▸ To do:
Output all of the data below exactly as given.
— start —
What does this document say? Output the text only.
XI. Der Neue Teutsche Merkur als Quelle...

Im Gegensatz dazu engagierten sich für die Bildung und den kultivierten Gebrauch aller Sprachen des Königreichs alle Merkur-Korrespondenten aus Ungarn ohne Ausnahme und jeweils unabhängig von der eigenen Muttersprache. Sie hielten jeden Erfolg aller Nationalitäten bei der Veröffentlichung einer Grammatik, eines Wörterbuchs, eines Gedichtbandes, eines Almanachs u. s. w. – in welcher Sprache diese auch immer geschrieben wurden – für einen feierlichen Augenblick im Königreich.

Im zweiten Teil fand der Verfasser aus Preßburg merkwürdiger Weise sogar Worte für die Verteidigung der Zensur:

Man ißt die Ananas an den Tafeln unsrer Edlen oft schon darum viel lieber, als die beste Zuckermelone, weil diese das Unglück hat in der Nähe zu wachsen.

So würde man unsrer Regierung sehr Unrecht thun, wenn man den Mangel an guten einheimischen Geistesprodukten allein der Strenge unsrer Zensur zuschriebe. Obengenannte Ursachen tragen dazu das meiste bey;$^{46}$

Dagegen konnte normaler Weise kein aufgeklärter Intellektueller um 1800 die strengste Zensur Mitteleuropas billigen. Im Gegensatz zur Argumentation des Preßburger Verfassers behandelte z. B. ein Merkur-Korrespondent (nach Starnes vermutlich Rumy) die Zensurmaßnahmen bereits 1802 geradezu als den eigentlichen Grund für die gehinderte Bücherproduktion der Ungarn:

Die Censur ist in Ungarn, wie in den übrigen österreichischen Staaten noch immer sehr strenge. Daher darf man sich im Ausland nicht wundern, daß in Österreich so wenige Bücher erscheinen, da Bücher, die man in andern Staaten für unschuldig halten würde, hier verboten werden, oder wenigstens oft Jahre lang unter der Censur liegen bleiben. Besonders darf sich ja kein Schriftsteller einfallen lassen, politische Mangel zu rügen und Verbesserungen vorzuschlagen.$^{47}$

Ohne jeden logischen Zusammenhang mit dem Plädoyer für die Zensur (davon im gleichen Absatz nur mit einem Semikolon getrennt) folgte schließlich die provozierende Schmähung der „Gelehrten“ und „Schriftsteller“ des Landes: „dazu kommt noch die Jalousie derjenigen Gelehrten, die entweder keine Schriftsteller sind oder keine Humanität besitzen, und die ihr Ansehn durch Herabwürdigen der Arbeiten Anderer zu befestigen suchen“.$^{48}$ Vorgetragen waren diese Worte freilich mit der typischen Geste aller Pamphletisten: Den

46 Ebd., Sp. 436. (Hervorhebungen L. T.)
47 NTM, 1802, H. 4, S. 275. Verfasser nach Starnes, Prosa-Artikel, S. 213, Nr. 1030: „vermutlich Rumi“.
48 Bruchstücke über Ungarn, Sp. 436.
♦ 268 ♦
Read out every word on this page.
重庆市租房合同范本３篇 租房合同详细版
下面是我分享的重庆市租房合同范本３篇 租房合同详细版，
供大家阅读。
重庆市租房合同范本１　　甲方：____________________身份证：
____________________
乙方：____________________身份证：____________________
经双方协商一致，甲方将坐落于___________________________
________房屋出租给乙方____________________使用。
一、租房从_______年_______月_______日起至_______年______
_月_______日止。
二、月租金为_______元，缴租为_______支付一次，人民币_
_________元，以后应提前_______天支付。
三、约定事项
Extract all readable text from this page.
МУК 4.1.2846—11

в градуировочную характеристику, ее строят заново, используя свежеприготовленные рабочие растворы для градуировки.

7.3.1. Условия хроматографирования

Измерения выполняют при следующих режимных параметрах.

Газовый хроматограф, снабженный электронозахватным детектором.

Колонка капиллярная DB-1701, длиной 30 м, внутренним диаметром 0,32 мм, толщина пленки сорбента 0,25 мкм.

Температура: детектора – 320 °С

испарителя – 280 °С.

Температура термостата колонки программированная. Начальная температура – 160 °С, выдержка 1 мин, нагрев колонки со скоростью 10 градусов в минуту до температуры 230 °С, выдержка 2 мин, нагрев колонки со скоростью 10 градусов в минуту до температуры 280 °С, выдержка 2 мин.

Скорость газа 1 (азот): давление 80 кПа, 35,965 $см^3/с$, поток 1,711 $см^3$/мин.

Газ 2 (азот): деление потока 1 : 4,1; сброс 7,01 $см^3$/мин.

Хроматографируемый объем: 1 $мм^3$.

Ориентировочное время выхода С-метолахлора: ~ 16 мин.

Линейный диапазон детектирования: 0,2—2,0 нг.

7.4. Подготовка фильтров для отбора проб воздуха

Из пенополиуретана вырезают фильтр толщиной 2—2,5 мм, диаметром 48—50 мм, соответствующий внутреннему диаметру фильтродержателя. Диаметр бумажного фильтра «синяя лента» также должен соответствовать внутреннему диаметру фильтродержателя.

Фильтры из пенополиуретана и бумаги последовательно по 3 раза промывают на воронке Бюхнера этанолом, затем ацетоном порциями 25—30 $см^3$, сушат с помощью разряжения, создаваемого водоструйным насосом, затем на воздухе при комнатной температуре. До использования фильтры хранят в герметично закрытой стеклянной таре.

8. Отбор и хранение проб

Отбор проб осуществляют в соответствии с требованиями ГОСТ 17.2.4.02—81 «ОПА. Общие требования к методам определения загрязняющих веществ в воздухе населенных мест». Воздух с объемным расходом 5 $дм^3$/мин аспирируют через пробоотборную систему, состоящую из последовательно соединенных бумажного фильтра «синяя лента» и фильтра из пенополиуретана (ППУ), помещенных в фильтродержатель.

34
— end —
▸ Task answer:
What does this document say? Output the text only.
XI. Der Neue Teutsche Merkur als Quelle...

Im Gegensatz dazu engagierten sich für die Bildung und den kultivierten Gebrauch aller Sprachen des Königreichs alle Merkur-Korrespondenten aus Ungarn ohne Ausnahme und jeweils unabhängig von der eigenen Muttersprache. Sie hielten jeden Erfolg aller Nationalitäten bei der Veröffentlichung einer Grammatik, eines Wörterbuchs, eines Gedichtbandes, eines Almanachs u. s. w. – in welcher Sprache diese auch immer geschrieben wurden – für einen feierlichen Augenblick im Königreich.

Im zweiten Teil fand der Verfasser aus Preßburg merkwürdiger Weise sogar Worte für die Verteidigung der Zensur:

Man ißt die Ananas an den Tafeln unsrer Edlen oft schon darum viel lieber, als die beste Zuckermelone, weil diese das Unglück hat in der Nähe zu wachsen.

So würde man unsrer Regierung sehr Unrecht thun, wenn man den Mangel an guten einheimischen Geistesprodukten allein der Strenge unsrer Zensur zuschriebe. Obengenannte Ursachen tragen dazu das meiste bey;$^{46}$

Dagegen konnte normaler Weise kein aufgeklärter Intellektueller um 1800 die strengste Zensur Mitteleuropas billigen. Im Gegensatz zur Argumentation des Preßburger Verfassers behandelte z. B. ein Merkur-Korrespondent (nach Starnes vermutlich Rumy) die Zensurmaßnahmen bereits 1802 geradezu als den eigentlichen Grund für die gehinderte Bücherproduktion der Ungarn:

Die Censur ist in Ungarn, wie in den übrigen österreichischen Staaten noch immer sehr strenge. Daher darf man sich im Ausland nicht wundern, daß in Österreich so wenige Bücher erscheinen, da Bücher, die man in andern Staaten für unschuldig halten würde, hier verboten werden, oder wenigstens oft Jahre lang unter der Censur liegen bleiben. Besonders darf sich ja kein Schriftsteller einfallen lassen, politische Mangel zu rügen und Verbesserungen vorzuschlagen.$^{47}$

Ohne jeden logischen Zusammenhang mit dem Plädoyer für die Zensur (davon im gleichen Absatz nur mit einem Semikolon getrennt) folgte schließlich die provozierende Schmähung der „Gelehrten“ und „Schriftsteller“ des Landes: „dazu kommt noch die Jalousie derjenigen Gelehrten, die entweder keine Schriftsteller sind oder keine Humanität besitzen, und die ihr Ansehn durch Herabwürdigen der Arbeiten Anderer zu befestigen suchen“.$^{48}$ Vorgetragen waren diese Worte freilich mit der typischen Geste aller Pamphletisten: Den

46 Ebd., Sp. 436. (Hervorhebungen L. T.)
47 NTM, 1802, H. 4, S. 275. Verfasser nach Starnes, Prosa-Artikel, S. 213, Nr. 1030: „vermutlich Rumi“.
48 Bruchstücke über Ungarn, Sp. 436.
♦ 268 ♦
Read out every word on this page.
重庆市租房合同范本３篇 租房合同详细版
下面是我分享的重庆市租房合同范本３篇 租房合同详细版，
供大家阅读。
重庆市租房合同范本１　　甲方：____________________身份证：
____________________
乙方：____________________身份证：____________________
经双方协商一致，甲方将坐落于___________________________
________房屋出租给乙方____________________使用。
一、租房从_______年_______月_______日起至_______年______
_月_______日止。
二、月租金为_______元，缴租为_______支付一次，人民币_
_________元，以后应提前_______天支付。
三、约定事项
Extract all readable text from this page.
МУК 4.1.2846—11

в градуировочную характеристику, ее строят заново, используя свежеприготовленные рабочие растворы для градуировки.

7.3.1. Условия хроматографирования

Измерения выполняют при следующих режимных параметрах.

Газовый хроматограф, снабженный электронозахватным детектором.

Колонка капиллярная DB-1701, длиной 30 м, внутренним диаметром 0,32 мм, толщина пленки сорбента 0,25 мкм.

Температура: детектора – 320 °С

испарителя – 280 °С.

Температура термостата колонки программированная. Начальная температура – 160 °С, выдержка 1 мин, нагрев колонки со скоростью 10 градусов в минуту до температуры 230 °С, выдержка 2 мин, нагрев колонки со скоростью 10 градусов в минуту до температуры 280 °С, выдержка 2 мин.

Скорость газа 1 (азот): давление 80 кПа, 35,965 $см^3/с$, поток 1,711 $см^3$/мин.

Газ 2 (азот): деление потока 1 : 4,1; сброс 7,01 $см^3$/мин.

Хроматографируемый объем: 1 $мм^3$.

Ориентировочное время выхода С-метолахлора: ~ 16 мин.

Линейный диапазон детектирования: 0,2—2,0 нг.

7.4. Подготовка фильтров для отбора проб воздуха

Из пенополиуретана вырезают фильтр толщиной 2—2,5 мм, диаметром 48—50 мм, соответствующий внутреннему диаметру фильтродержателя. Диаметр бумажного фильтра «синяя лента» также должен соответствовать внутреннему диаметру фильтродержателя.

Фильтры из пенополиуретана и бумаги последовательно по 3 раза промывают на воронке Бюхнера этанолом, затем ацетоном порциями 25—30 $см^3$, сушат с помощью разряжения, создаваемого водоструйным насосом, затем на воздухе при комнатной температуре. До использования фильтры хранят в герметично закрытой стеклянной таре.

8. Отбор и хранение проб

Отбор проб осуществляют в соответствии с требованиями ГОСТ 17.2.4.02—81 «ОПА. Общие требования к методам определения загрязняющих веществ в воздухе населенных мест». Воздух с объемным расходом 5 $дм^3$/мин аспирируют через пробоотборную систему, состоящую из последовательно соединенных бумажного фильтра «синяя лента» и фильтра из пенополиуретана (ППУ), помещенных в фильтродержатель.

34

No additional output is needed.